Stored items

* START *

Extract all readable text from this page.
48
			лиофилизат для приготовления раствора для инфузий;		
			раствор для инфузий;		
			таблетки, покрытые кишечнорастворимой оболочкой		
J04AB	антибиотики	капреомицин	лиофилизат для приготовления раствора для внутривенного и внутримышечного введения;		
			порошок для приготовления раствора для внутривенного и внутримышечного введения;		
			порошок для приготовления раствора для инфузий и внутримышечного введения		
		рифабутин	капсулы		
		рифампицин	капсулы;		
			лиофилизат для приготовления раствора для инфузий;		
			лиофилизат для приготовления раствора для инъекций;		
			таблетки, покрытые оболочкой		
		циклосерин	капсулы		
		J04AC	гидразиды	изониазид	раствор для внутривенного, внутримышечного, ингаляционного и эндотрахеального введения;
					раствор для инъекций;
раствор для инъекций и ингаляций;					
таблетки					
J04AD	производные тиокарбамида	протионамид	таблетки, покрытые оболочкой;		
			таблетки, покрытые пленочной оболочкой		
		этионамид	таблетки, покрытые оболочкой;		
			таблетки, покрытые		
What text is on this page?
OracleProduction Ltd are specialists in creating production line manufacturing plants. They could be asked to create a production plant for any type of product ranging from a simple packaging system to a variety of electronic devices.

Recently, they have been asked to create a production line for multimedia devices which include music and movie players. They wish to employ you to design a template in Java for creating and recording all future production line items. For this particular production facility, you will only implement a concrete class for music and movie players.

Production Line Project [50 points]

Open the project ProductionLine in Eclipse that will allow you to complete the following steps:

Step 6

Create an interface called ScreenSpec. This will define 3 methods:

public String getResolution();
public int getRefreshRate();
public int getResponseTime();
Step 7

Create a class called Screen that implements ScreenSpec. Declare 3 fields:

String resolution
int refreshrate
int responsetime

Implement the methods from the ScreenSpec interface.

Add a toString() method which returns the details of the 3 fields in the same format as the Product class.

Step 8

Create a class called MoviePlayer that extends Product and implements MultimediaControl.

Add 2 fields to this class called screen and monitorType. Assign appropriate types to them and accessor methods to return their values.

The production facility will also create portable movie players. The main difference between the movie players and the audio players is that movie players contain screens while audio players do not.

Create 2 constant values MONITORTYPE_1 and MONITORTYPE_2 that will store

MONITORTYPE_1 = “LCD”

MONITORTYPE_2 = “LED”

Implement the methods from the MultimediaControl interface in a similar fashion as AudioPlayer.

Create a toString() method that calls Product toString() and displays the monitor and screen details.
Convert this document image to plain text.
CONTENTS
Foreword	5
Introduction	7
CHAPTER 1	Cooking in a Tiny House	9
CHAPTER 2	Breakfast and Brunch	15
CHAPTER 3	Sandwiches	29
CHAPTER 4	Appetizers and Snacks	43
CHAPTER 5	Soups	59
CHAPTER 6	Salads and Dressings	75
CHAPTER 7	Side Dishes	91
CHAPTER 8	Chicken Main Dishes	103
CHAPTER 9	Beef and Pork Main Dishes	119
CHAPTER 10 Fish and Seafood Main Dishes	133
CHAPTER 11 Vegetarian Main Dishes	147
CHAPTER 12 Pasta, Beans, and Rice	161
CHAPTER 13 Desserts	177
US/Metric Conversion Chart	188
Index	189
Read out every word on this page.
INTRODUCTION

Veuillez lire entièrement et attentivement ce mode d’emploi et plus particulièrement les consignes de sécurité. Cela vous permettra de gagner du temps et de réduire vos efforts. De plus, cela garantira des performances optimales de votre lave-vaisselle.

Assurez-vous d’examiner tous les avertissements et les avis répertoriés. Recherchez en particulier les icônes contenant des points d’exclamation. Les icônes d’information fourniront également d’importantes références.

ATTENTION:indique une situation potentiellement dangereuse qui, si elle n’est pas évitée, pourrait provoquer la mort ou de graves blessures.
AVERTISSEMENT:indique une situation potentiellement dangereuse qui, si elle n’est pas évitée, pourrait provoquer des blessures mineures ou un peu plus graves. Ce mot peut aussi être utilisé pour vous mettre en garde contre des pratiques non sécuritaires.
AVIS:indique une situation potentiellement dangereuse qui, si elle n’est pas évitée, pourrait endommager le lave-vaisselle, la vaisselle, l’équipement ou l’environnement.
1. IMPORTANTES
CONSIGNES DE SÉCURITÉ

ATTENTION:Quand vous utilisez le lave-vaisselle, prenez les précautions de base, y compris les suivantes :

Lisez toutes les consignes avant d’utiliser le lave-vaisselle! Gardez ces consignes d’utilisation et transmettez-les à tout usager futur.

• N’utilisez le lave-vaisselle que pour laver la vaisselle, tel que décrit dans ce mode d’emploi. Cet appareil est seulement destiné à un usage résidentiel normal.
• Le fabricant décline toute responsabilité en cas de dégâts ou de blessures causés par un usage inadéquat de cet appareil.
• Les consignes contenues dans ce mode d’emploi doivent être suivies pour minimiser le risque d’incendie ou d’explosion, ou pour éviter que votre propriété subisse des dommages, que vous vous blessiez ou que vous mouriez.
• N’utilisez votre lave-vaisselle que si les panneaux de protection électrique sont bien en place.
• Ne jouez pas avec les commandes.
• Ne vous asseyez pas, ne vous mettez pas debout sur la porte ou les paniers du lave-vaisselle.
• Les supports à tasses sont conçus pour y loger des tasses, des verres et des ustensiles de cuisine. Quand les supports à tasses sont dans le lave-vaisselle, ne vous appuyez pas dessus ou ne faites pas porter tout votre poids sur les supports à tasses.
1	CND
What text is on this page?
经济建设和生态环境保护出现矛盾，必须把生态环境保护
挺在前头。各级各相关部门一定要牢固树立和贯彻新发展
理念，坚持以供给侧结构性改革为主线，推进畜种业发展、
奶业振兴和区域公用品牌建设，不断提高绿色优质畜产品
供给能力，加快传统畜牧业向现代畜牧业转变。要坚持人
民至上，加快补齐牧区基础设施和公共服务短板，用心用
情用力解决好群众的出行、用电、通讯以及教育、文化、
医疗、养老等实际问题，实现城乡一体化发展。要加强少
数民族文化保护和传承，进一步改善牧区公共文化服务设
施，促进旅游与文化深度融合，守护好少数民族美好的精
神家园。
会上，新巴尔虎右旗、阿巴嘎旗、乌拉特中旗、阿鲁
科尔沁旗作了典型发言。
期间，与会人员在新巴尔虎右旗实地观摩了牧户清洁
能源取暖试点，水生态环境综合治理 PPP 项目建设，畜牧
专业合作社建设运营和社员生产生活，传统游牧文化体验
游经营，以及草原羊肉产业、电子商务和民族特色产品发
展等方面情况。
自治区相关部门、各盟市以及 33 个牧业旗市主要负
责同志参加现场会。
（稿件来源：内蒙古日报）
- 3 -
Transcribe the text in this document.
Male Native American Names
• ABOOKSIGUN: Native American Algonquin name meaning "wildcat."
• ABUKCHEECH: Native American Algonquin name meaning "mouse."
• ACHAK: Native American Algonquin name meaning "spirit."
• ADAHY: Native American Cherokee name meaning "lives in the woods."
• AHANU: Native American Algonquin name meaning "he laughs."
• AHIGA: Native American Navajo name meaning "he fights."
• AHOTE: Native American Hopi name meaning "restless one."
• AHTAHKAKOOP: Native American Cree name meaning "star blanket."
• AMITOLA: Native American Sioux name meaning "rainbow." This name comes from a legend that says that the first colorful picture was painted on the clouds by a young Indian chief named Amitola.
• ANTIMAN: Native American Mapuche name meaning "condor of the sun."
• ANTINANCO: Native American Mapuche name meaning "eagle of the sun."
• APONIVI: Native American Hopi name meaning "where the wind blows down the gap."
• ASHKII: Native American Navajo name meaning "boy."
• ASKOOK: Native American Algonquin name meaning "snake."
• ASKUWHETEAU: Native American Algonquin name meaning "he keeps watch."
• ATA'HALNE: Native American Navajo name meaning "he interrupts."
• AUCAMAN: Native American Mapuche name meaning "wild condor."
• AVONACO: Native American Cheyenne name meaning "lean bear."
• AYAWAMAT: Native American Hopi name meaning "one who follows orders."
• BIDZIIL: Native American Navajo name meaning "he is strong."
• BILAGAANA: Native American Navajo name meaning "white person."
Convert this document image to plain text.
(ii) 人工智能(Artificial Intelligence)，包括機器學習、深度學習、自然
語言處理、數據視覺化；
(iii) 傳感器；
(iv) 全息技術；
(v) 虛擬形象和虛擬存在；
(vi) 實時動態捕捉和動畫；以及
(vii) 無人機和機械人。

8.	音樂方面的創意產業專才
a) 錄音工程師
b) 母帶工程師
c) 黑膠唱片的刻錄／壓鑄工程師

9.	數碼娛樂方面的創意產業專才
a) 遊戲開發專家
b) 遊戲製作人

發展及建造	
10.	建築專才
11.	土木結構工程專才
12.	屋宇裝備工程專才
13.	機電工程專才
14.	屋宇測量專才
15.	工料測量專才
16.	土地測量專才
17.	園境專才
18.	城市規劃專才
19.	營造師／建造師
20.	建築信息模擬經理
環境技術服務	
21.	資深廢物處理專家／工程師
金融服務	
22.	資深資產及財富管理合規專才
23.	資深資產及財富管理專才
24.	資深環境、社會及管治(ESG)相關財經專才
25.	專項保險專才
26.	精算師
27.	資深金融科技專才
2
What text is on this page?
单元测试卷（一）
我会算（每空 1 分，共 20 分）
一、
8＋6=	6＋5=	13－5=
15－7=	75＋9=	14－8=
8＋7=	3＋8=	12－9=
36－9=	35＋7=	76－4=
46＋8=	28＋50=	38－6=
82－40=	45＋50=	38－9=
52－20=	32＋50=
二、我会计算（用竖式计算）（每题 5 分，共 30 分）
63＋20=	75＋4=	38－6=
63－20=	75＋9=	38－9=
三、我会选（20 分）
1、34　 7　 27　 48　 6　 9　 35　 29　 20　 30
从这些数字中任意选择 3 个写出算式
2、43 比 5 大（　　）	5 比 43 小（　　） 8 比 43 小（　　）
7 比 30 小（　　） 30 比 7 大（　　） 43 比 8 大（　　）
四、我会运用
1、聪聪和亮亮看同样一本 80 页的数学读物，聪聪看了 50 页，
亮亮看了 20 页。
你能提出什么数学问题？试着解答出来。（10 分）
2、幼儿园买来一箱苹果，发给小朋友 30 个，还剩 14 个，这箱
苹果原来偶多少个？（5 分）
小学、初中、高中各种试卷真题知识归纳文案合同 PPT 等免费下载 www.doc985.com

* END *

Copy each line of the listing in which the word "порошок" can be found.

			порошок для приготовления раствора для внутривенного и внутримышечного введения;		
			порошок для приготовления раствора для инфузий и внутримышечного введения		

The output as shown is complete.